++++ Recorded information ++++

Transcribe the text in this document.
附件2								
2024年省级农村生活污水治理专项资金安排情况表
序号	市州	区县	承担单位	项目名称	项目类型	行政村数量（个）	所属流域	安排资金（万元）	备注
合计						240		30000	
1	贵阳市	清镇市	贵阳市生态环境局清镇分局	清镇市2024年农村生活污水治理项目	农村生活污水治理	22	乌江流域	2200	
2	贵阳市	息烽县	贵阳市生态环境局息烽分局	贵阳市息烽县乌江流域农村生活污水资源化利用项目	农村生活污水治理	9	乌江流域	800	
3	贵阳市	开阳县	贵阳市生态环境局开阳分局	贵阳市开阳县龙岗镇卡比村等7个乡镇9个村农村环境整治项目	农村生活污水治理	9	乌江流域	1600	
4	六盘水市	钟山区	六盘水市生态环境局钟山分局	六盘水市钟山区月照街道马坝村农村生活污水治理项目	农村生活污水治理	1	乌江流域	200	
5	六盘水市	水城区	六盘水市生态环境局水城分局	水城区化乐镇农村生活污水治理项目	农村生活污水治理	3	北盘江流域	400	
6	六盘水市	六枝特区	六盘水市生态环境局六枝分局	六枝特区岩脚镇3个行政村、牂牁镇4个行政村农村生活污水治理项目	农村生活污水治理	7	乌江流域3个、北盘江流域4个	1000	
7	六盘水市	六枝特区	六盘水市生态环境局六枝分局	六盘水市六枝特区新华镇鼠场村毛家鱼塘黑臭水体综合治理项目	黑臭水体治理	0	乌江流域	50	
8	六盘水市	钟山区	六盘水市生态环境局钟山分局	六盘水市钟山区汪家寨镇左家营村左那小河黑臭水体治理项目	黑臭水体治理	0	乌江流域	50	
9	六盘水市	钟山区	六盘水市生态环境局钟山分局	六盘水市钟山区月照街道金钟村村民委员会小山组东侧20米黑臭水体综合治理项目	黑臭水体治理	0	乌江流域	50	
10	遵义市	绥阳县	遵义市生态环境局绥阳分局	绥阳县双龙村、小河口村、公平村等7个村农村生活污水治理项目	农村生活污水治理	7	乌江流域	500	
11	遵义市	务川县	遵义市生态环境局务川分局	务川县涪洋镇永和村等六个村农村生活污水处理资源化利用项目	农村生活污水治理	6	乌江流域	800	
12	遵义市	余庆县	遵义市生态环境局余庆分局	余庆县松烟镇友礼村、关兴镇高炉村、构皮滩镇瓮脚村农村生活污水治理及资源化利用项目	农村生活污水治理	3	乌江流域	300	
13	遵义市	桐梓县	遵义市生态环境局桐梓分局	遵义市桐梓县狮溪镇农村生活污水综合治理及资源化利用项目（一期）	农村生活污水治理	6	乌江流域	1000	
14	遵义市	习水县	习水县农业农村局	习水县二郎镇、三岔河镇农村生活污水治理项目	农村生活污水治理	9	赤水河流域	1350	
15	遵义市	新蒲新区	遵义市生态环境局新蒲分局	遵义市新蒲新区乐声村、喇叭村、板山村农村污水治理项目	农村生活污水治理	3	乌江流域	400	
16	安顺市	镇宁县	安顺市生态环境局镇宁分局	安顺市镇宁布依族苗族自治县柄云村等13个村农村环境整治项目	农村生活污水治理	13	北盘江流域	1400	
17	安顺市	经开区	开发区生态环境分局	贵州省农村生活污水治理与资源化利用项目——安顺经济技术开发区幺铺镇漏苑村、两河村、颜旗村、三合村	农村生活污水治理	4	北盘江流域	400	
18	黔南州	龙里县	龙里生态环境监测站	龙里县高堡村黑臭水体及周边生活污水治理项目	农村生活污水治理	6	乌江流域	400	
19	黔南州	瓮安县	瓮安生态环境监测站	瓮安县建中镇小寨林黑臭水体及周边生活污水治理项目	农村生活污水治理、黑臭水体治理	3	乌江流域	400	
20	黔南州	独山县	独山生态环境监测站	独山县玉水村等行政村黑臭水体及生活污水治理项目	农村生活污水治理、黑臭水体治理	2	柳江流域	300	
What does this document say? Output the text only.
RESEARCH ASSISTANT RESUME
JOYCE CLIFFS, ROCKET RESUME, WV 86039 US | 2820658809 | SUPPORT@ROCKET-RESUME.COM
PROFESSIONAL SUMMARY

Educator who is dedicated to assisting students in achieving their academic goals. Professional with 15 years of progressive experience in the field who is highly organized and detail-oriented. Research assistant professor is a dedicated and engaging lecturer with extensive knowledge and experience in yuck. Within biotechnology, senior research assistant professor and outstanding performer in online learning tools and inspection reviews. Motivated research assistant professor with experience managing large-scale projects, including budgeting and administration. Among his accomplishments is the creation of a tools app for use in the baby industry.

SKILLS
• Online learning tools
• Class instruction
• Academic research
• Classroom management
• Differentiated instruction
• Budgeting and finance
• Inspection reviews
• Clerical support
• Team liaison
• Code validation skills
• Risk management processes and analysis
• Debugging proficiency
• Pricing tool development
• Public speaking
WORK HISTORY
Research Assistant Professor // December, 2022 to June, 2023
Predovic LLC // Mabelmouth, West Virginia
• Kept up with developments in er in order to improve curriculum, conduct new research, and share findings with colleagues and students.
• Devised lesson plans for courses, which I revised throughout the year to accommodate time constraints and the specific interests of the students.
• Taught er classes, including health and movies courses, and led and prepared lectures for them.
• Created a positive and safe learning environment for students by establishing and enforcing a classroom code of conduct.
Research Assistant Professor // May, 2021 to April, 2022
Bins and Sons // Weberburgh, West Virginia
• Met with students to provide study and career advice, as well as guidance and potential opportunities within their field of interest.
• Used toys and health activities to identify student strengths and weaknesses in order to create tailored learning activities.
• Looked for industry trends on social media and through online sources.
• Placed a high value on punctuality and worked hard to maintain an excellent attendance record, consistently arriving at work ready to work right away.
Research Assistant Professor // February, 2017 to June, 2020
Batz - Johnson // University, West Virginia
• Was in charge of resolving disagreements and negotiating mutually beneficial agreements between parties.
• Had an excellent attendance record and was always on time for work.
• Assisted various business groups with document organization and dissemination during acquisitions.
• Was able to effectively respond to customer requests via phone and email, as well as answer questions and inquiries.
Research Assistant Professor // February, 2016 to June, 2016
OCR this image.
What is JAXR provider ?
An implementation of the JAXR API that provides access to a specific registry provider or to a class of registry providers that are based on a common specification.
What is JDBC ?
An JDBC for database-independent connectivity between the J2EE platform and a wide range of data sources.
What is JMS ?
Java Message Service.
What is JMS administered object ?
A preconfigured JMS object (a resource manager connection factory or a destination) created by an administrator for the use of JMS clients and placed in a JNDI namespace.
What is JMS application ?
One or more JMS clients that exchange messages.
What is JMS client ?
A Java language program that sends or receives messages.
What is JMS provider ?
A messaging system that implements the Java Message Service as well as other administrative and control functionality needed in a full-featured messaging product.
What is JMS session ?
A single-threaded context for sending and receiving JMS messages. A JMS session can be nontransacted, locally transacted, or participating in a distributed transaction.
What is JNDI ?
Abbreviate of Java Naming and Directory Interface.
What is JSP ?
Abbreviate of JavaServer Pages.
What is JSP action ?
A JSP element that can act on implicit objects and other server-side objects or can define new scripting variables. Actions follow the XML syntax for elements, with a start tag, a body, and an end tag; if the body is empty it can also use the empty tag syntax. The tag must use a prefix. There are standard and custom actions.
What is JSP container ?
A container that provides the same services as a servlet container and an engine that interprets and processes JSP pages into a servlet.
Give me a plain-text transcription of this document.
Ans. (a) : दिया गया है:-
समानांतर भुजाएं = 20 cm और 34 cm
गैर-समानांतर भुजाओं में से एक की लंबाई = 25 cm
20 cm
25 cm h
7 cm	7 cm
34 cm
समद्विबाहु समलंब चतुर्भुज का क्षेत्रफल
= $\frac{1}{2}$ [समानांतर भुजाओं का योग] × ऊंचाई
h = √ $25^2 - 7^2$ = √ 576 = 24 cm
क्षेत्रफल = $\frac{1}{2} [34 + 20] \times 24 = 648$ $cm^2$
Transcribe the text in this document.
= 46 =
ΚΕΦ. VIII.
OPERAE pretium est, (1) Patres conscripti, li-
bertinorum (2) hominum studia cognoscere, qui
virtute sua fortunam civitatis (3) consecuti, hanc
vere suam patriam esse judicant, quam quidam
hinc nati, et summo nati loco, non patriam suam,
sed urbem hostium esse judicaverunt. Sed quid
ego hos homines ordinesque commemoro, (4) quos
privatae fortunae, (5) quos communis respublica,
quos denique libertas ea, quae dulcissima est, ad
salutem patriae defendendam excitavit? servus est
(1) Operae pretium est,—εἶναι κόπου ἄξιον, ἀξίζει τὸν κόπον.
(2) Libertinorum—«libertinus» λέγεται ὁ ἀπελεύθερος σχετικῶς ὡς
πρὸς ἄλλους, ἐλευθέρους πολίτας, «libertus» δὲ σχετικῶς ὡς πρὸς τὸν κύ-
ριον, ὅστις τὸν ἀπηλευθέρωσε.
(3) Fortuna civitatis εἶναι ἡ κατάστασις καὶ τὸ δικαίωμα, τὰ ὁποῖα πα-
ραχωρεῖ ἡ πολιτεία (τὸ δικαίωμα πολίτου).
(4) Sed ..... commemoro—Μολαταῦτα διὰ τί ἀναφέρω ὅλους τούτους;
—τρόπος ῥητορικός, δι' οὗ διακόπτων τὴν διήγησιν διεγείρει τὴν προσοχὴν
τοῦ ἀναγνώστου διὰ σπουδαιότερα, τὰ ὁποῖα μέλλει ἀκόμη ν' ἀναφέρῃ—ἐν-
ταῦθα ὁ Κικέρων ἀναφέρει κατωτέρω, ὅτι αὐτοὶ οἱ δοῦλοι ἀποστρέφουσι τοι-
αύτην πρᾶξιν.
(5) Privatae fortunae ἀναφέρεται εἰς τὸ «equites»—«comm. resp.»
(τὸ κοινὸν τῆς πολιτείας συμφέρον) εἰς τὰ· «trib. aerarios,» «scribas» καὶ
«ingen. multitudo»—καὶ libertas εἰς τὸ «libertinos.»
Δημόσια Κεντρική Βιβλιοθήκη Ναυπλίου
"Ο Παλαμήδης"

++++

### Problem to work on
Copy out each line of the entries that holds "excellent".

### Answer for this exercise
• Placed a high value on punctuality and worked hard to maintain an excellent attendance record, consistently arriving at work ready to work right away.
• Had an excellent attendance record and was always on time for work.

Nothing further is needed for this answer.